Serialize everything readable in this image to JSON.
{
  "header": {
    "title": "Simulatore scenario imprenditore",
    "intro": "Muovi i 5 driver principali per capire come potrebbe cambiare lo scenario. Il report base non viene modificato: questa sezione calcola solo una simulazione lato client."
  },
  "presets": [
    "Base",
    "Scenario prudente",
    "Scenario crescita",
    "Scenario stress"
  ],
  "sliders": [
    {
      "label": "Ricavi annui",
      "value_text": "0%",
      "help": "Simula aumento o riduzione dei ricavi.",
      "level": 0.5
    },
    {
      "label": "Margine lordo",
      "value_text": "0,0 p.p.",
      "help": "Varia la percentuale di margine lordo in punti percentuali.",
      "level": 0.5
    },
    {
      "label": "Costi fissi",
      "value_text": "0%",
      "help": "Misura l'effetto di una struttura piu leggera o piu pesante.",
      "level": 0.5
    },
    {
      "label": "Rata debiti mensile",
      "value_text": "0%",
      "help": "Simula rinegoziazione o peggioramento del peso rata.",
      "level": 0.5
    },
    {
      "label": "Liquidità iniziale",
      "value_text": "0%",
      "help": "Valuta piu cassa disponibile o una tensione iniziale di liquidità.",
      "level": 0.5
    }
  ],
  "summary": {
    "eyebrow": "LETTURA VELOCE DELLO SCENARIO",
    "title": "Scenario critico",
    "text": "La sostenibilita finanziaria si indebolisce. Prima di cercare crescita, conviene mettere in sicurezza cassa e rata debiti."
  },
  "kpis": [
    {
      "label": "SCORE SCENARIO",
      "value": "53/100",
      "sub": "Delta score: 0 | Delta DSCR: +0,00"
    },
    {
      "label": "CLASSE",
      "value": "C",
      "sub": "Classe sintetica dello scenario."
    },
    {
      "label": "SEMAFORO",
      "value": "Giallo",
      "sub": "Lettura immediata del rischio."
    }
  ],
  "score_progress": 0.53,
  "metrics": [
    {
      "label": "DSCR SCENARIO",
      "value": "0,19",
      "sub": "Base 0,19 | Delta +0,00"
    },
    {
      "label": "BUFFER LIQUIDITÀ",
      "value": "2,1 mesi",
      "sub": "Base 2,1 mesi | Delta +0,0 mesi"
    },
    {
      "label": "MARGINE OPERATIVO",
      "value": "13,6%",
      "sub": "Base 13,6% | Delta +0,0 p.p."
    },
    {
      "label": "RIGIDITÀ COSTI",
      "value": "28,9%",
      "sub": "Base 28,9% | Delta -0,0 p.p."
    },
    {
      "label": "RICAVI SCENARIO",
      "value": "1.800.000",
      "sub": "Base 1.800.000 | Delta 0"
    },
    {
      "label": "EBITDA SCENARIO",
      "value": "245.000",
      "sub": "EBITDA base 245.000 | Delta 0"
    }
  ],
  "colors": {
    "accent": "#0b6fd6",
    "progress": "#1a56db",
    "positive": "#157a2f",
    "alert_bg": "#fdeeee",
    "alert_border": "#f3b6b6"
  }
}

┄┄┄┄┄┄┄┄┄┄

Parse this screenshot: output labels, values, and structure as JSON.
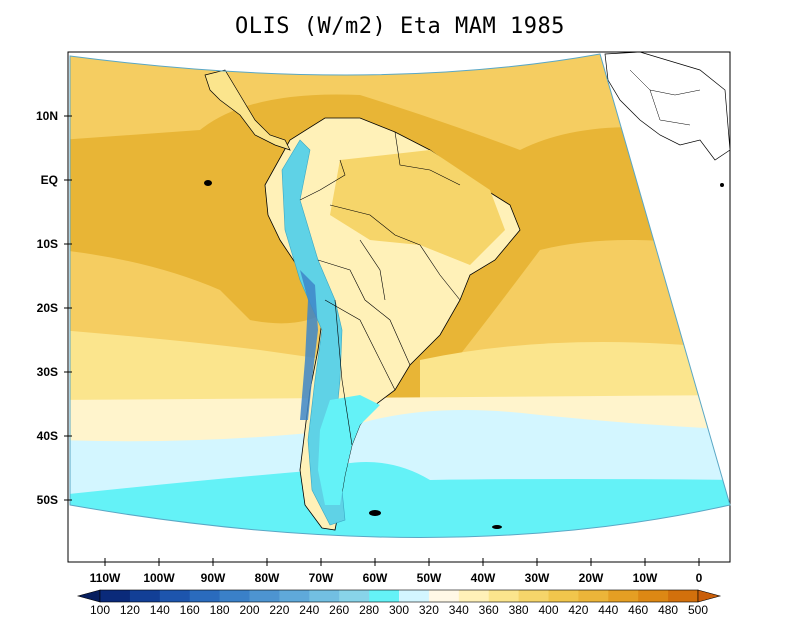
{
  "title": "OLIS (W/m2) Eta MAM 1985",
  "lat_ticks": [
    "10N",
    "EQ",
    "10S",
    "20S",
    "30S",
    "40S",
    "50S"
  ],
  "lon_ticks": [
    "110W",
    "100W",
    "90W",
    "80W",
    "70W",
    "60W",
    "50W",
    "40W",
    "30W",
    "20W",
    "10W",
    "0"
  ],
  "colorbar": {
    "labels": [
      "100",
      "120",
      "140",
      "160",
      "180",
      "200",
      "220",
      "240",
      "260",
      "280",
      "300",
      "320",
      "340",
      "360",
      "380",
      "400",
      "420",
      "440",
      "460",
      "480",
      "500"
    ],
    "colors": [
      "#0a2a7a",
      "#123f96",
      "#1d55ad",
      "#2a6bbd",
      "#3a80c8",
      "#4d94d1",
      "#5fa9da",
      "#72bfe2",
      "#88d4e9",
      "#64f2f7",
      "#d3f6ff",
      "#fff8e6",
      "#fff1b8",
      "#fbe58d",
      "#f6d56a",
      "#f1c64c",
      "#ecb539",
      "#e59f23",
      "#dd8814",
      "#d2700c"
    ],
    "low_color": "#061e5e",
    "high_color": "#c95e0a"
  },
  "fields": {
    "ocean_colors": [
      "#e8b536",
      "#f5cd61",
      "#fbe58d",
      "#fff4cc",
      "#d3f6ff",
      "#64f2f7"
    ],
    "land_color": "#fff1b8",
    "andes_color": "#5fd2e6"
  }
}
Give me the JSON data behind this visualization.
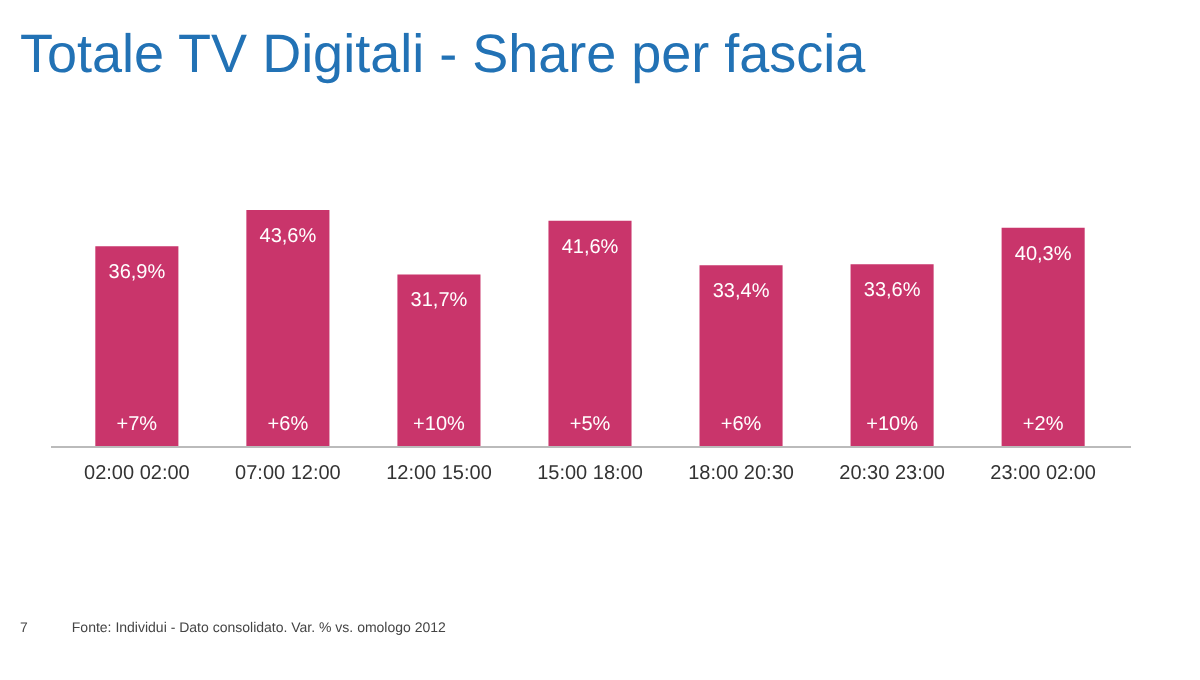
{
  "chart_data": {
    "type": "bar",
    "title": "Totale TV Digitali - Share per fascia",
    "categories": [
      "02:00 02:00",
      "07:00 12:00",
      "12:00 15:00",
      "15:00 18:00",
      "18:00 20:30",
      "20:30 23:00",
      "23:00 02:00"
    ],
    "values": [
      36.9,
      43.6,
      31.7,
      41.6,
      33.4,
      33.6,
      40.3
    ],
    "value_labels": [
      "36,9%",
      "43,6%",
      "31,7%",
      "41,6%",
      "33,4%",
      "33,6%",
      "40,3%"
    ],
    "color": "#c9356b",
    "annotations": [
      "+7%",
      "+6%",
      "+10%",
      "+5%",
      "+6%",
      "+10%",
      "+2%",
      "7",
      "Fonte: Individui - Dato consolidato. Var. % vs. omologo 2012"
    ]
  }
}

┄┄┄┄┄┄┄┄┄┄

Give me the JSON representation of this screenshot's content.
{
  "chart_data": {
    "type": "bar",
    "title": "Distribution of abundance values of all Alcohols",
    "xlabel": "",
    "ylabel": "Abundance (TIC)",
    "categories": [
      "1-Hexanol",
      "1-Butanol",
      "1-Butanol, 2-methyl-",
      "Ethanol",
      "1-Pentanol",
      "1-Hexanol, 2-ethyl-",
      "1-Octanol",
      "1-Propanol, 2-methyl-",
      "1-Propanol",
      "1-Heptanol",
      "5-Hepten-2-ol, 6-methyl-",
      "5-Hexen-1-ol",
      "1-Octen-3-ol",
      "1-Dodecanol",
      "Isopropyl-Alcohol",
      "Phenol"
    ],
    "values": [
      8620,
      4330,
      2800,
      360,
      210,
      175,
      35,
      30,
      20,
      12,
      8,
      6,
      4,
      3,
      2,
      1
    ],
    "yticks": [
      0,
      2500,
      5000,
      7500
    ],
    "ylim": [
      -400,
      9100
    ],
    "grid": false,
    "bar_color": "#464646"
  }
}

┄┄┄┄┄┄┄┄┄┄

> **What is being asked**
Identify every line holding the word "DSCR" and copy it out.

> **Full answer**
      "sub": "Delta score: 0 | Delta DSCR: +0,00"
      "label": "DSCR SCENARIO",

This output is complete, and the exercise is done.